- Task instructions -
Scan the records for the string "Statutänd"; copy each line where it occurs.

- Data extracted from a collection -
════════
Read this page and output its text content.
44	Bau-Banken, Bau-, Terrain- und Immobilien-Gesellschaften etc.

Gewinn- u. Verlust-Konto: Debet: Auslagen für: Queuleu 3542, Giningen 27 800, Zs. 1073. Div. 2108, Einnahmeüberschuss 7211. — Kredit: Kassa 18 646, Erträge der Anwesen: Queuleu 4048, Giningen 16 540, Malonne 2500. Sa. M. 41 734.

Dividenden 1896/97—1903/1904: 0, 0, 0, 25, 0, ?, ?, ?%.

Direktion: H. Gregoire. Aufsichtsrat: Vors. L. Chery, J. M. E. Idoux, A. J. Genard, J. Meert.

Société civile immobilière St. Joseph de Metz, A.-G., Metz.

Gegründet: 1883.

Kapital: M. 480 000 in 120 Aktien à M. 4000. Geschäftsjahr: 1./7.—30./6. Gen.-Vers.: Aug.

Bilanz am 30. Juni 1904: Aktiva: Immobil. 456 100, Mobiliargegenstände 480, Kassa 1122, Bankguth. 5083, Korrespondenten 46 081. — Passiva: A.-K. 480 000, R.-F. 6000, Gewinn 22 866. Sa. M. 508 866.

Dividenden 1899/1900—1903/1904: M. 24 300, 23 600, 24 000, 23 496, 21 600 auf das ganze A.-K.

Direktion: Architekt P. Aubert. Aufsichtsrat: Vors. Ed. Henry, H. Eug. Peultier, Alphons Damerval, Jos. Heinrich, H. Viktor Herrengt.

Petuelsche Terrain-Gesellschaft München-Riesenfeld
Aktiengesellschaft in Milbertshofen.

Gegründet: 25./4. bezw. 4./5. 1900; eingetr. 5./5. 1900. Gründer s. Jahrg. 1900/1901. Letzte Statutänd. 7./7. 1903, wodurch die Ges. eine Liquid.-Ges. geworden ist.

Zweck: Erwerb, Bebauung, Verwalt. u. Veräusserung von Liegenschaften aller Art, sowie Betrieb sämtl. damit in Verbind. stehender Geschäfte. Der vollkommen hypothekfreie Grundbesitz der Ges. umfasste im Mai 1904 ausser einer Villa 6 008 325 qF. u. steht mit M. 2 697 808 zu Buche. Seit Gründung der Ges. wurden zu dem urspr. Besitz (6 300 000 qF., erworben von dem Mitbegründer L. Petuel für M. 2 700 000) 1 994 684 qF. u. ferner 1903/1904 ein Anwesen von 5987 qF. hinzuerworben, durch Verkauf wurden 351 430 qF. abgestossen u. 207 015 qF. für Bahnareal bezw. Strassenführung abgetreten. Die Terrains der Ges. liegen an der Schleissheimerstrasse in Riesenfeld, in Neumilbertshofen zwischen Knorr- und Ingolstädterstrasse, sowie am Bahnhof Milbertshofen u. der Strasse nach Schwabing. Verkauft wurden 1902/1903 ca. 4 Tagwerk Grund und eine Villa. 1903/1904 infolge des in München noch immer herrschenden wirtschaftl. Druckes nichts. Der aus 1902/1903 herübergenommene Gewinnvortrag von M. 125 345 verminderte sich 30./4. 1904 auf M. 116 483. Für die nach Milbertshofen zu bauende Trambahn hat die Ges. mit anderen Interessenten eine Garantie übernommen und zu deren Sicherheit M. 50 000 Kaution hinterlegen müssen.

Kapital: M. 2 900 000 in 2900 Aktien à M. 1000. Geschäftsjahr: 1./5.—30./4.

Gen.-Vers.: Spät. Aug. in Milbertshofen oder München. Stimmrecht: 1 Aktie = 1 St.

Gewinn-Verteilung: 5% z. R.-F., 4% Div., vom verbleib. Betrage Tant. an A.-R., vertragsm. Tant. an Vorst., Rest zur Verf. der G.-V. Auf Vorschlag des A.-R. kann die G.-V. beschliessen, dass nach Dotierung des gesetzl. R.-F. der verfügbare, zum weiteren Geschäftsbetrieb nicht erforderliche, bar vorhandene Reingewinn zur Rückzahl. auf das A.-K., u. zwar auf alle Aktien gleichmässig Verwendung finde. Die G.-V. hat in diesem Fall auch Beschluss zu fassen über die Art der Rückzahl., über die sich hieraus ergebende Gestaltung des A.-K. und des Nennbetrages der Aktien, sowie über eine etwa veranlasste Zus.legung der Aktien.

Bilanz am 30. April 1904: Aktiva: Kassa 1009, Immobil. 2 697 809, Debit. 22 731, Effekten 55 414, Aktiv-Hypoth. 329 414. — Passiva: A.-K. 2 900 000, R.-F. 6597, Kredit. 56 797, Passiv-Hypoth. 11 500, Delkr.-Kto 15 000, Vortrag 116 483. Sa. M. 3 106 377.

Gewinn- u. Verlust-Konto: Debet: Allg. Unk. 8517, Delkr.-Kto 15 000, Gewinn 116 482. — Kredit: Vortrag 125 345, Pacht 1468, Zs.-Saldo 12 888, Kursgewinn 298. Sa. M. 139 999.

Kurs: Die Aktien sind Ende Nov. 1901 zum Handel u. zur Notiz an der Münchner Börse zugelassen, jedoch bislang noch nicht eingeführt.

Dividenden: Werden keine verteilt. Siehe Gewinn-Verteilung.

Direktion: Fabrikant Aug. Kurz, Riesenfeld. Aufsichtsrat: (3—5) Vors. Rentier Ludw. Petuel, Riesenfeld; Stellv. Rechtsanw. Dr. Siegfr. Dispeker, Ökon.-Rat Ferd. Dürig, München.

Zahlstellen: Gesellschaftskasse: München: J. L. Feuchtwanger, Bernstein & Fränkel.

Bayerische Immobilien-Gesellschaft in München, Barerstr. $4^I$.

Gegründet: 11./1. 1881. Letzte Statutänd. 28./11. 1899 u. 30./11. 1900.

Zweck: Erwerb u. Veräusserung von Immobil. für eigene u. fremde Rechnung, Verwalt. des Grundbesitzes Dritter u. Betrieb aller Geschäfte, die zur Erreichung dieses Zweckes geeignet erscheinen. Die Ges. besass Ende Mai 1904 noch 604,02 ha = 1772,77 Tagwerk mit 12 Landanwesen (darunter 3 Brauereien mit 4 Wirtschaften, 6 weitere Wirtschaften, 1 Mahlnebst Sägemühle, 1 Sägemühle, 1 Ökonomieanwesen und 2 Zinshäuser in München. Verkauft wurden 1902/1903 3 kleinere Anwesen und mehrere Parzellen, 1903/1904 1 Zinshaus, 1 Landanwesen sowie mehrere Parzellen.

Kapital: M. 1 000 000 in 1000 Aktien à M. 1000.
════════
- Output for this task -
Gegründet: 25./4. bezw. 4./5. 1900; eingetr. 5./5. 1900. Gründer s. Jahrg. 1900/1901. Letzte Statutänd. 7./7. 1903, wodurch die Ges. eine Liquid.-Ges. geworden ist.
Gegründet: 11./1. 1881. Letzte Statutänd. 28./11. 1899 u. 30./11. 1900.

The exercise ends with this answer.